Figure record listings
⟨

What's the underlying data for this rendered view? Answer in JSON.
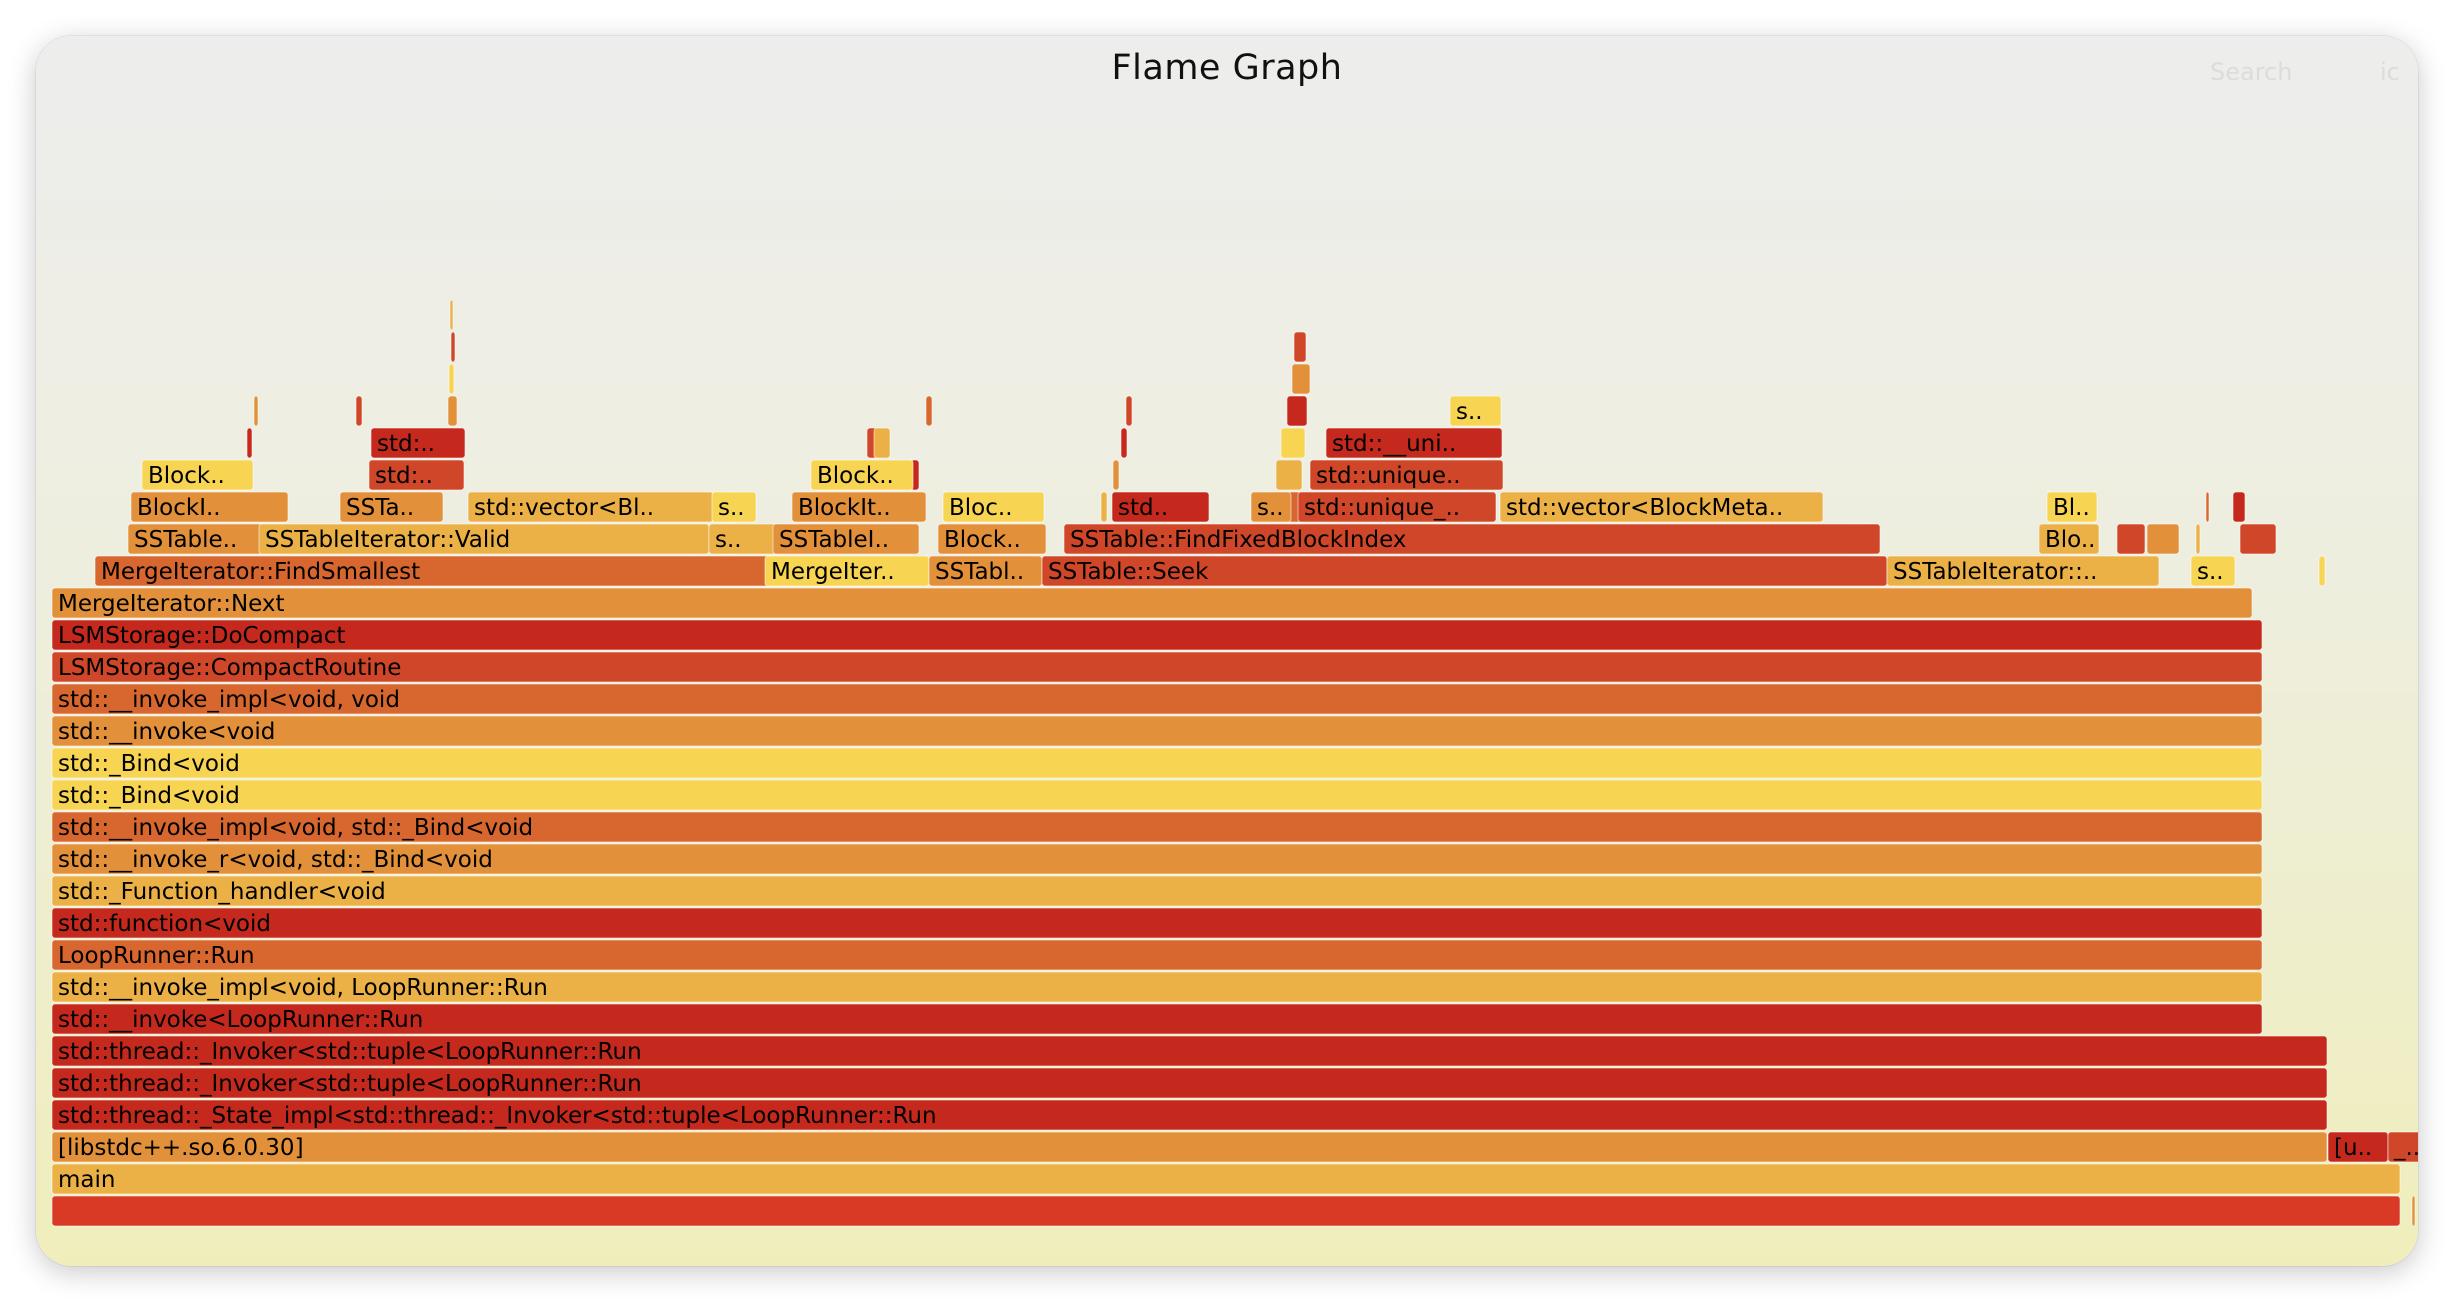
{
  "header": {
    "title": "Flame Graph",
    "search_label": "Search",
    "ic_label": "ic"
  },
  "palette": {
    "dark_red": "#c5281c",
    "red": "#d04628",
    "orange": "#d8672f",
    "light_orange": "#e2903a",
    "amber": "#ebb146",
    "yellow": "#f7d552",
    "root": "#d83a26"
  },
  "frames": [
    {
      "name": "",
      "color": "root"
    },
    {
      "name": "main",
      "color": "amber"
    },
    {
      "name": "[libstdc++.so.6.0.30]",
      "color": "light_orange"
    },
    {
      "name": "[u..",
      "color": "dark_red"
    },
    {
      "name": "_..",
      "color": "red"
    },
    {
      "name": "std::thread::_State_impl<std::thread::_Invoker<std::tuple<LoopRunner::Run",
      "color": "dark_red"
    },
    {
      "name": "std::thread::_Invoker<std::tuple<LoopRunner::Run",
      "color": "dark_red"
    },
    {
      "name": "std::thread::_Invoker<std::tuple<LoopRunner::Run",
      "color": "dark_red"
    },
    {
      "name": "std::__invoke<LoopRunner::Run",
      "color": "dark_red"
    },
    {
      "name": "std::__invoke_impl<void, LoopRunner::Run",
      "color": "amber"
    },
    {
      "name": "LoopRunner::Run",
      "color": "orange"
    },
    {
      "name": "std::function<void",
      "color": "dark_red"
    },
    {
      "name": "std::_Function_handler<void",
      "color": "amber"
    },
    {
      "name": "std::__invoke_r<void, std::_Bind<void",
      "color": "light_orange"
    },
    {
      "name": "std::__invoke_impl<void, std::_Bind<void",
      "color": "orange"
    },
    {
      "name": "std::_Bind<void",
      "color": "yellow"
    },
    {
      "name": "std::_Bind<void",
      "color": "yellow"
    },
    {
      "name": "std::__invoke<void",
      "color": "light_orange"
    },
    {
      "name": "std::__invoke_impl<void, void",
      "color": "orange"
    },
    {
      "name": "LSMStorage::CompactRoutine",
      "color": "red"
    },
    {
      "name": "LSMStorage::DoCompact",
      "color": "dark_red"
    },
    {
      "name": "MergeIterator::Next",
      "color": "light_orange"
    },
    {
      "name": "MergeIterator::FindSmallest",
      "color": "orange"
    },
    {
      "name": "MergeIter..",
      "color": "yellow"
    },
    {
      "name": "SSTabl..",
      "color": "light_orange"
    },
    {
      "name": "SSTable::Seek",
      "color": "red"
    },
    {
      "name": "SSTableIterator::..",
      "color": "amber"
    },
    {
      "name": "s..",
      "color": "yellow"
    },
    {
      "name": "SSTable..",
      "color": "light_orange"
    },
    {
      "name": "SSTableIterator::Valid",
      "color": "amber"
    },
    {
      "name": "s..",
      "color": "amber"
    },
    {
      "name": "SSTableI..",
      "color": "light_orange"
    },
    {
      "name": "Block..",
      "color": "light_orange"
    },
    {
      "name": "SSTable::FindFixedBlockIndex",
      "color": "red"
    },
    {
      "name": "Blo..",
      "color": "amber"
    },
    {
      "name": "BlockI..",
      "color": "light_orange"
    },
    {
      "name": "SSTa..",
      "color": "light_orange"
    },
    {
      "name": "std::vector<Bl..",
      "color": "amber"
    },
    {
      "name": "s..",
      "color": "yellow"
    },
    {
      "name": "BlockIt..",
      "color": "light_orange"
    },
    {
      "name": "Bloc..",
      "color": "yellow"
    },
    {
      "name": "std..",
      "color": "dark_red"
    },
    {
      "name": "s..",
      "color": "light_orange"
    },
    {
      "name": "std::unique_..",
      "color": "red"
    },
    {
      "name": "std::vector<BlockMeta..",
      "color": "amber"
    },
    {
      "name": "Bl..",
      "color": "yellow"
    },
    {
      "name": "Block..",
      "color": "yellow"
    },
    {
      "name": "std:..",
      "color": "red"
    },
    {
      "name": "Block..",
      "color": "yellow"
    },
    {
      "name": "std::unique..",
      "color": "red"
    },
    {
      "name": "std:..",
      "color": "dark_red"
    },
    {
      "name": "std::__uni..",
      "color": "dark_red"
    },
    {
      "name": "s..",
      "color": "yellow"
    }
  ],
  "slivers": [
    {
      "color": "dark_red"
    },
    {
      "color": "light_orange"
    },
    {
      "color": "amber"
    },
    {
      "color": "red"
    },
    {
      "color": "dark_red"
    },
    {
      "color": "light_orange"
    },
    {
      "color": "yellow"
    },
    {
      "color": "red"
    },
    {
      "color": "amber"
    },
    {
      "color": "dark_red"
    },
    {
      "color": "orange"
    },
    {
      "color": "yellow"
    },
    {
      "color": "red"
    },
    {
      "color": "light_orange"
    },
    {
      "color": "amber"
    },
    {
      "color": "dark_red"
    },
    {
      "color": "orange"
    },
    {
      "color": "red"
    },
    {
      "color": "yellow"
    },
    {
      "color": "amber"
    },
    {
      "color": "light_orange"
    },
    {
      "color": "dark_red"
    },
    {
      "color": "red"
    },
    {
      "color": "orange"
    },
    {
      "color": "amber"
    },
    {
      "color": "yellow"
    },
    {
      "color": "dark_red"
    },
    {
      "color": "light_orange"
    },
    {
      "color": "red"
    },
    {
      "color": "amber"
    },
    {
      "color": "orange"
    },
    {
      "color": "yellow"
    },
    {
      "color": "dark_red"
    },
    {
      "color": "red"
    },
    {
      "color": "light_orange"
    },
    {
      "color": "amber"
    },
    {
      "color": "orange"
    },
    {
      "color": "red"
    },
    {
      "color": "dark_red"
    },
    {
      "color": "yellow"
    },
    {
      "color": "amber"
    },
    {
      "color": "light_orange"
    }
  ]
}
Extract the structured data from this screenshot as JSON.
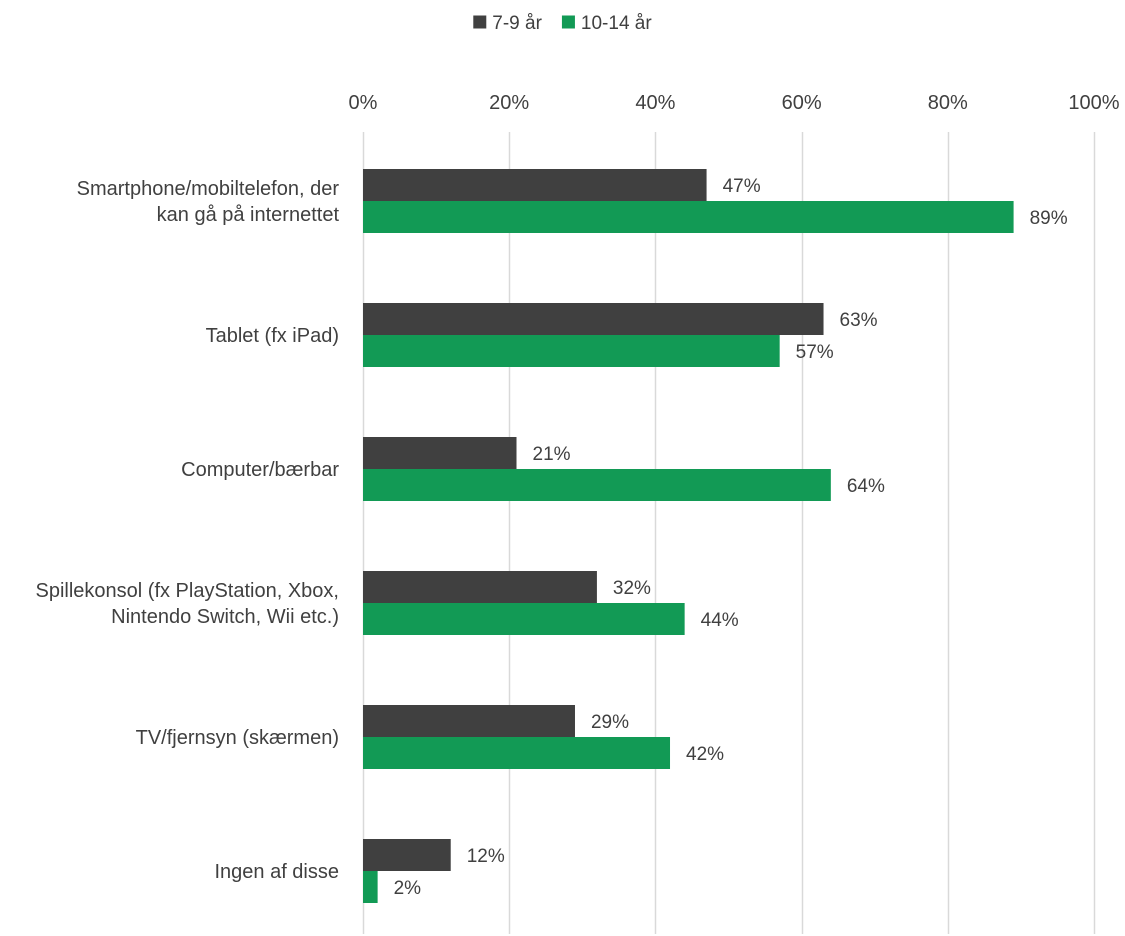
{
  "chart_data": {
    "type": "bar",
    "orientation": "horizontal",
    "categories": [
      [
        "Smartphone/mobiltelefon, der",
        "kan gå på internettet"
      ],
      [
        "Tablet (fx iPad)"
      ],
      [
        "Computer/bærbar"
      ],
      [
        "Spillekonsol (fx PlayStation, Xbox,",
        "Nintendo Switch, Wii etc.)"
      ],
      [
        "TV/fjernsyn (skærmen)"
      ],
      [
        "Ingen af disse"
      ]
    ],
    "series": [
      {
        "name": "7-9 år",
        "color": "#404040",
        "values": [
          47,
          63,
          21,
          32,
          29,
          12
        ],
        "labels": [
          "47%",
          "63%",
          "21%",
          "32%",
          "29%",
          "12%"
        ]
      },
      {
        "name": "10-14 år",
        "color": "#129a55",
        "values": [
          89,
          57,
          64,
          44,
          42,
          2
        ],
        "labels": [
          "89%",
          "57%",
          "64%",
          "44%",
          "42%",
          "2%"
        ]
      }
    ],
    "xlim": [
      0,
      100
    ],
    "ticks": [
      0,
      20,
      40,
      60,
      80,
      100
    ],
    "tick_labels": [
      "0%",
      "20%",
      "40%",
      "60%",
      "80%",
      "100%"
    ],
    "axis_position": "top",
    "grid": true,
    "gridline_color": "#d9d9d9",
    "legend_position": "top-center",
    "title": "",
    "xlabel": "",
    "ylabel": ""
  }
}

⟩

▶ _TASK TO CARRY OUT_: Copy every line of the records above that contains "vector".

▶ _THE RESULT_:
      "name": "std::vector<Bl..",
      "name": "std::vector<BlockMeta..",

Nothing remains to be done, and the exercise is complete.